TEXTAUSZUG
====================

Das Gemälde des Malers Poosch bringt den Hochgebirgskrieg dramatisch in Erinnerung, der von 1915 bis 1918 an einer 600 km langen Front im Süden des Alpenbogens tobte. Die Gebirgstruppen beider Seiten waren Opfer einer schon damals veralteten Strategie, die Grenzen auf den Bergen und nicht im Tal zu verteidigen. Die meisten Soldaten starben nicht durch feindliche Angriffe, sondern durch Lawinen, Steinschlag, Hunger und Infektionskrankheiten. Der schlimmste Winter war der von 1916/17 – also genau vor hundert Jahren. Es kam zu der wohl verheerendsten Lawinenkatastrophe in der Geschichte Europas. Jüngsten Schätzungen zufolge kamen bis zu 5.000 Menschen in einer „Sturzflut aus Schnee“ ums Leben – der Großteil davon österreichisch-ungarische und italienische Soldaten. Und das zu einer Zeit, in der die Menschen ohnedies einen Krieg gegen die Mächte der Natur zu führen hatten.

====================

AUSGEWÄHLTE EINTRÄGE
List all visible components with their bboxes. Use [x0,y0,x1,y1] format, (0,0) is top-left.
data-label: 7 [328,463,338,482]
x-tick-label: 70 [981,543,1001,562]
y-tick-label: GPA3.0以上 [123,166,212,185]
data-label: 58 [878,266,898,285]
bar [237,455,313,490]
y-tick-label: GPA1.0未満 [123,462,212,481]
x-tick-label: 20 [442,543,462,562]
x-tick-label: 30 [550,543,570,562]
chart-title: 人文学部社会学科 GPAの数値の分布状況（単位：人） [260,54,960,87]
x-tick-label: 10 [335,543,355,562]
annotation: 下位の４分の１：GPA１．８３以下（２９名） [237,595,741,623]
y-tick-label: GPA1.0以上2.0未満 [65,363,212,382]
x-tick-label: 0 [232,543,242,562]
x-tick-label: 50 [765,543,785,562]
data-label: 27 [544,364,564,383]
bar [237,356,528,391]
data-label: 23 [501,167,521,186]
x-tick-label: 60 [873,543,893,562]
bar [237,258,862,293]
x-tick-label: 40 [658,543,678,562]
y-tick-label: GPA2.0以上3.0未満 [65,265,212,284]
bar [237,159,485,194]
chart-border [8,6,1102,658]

====================

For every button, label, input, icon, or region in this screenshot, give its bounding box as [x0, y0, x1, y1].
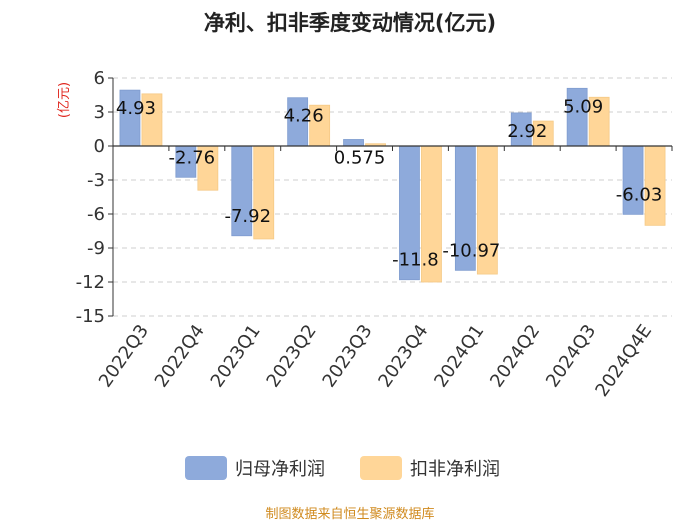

====================

GEGEBENE AUFGABE
Beantworte bitte die folgenden Fragen zum Text über den Hochgebirgskrieg:
1. Wie lang war die Front im Süden des Alpenbogens?
2. Welcher Winter war der schlimmste?
3. Wie viele Menschen kamen nach jüngsten Schätzungen in der „Sturzflut aus Schnee“ ums Leben?

SCHRIFTLICHE LÖSUNG
1. 600 km
2. Der Winter 1916/17
3. Bis zu 5.000 Menschen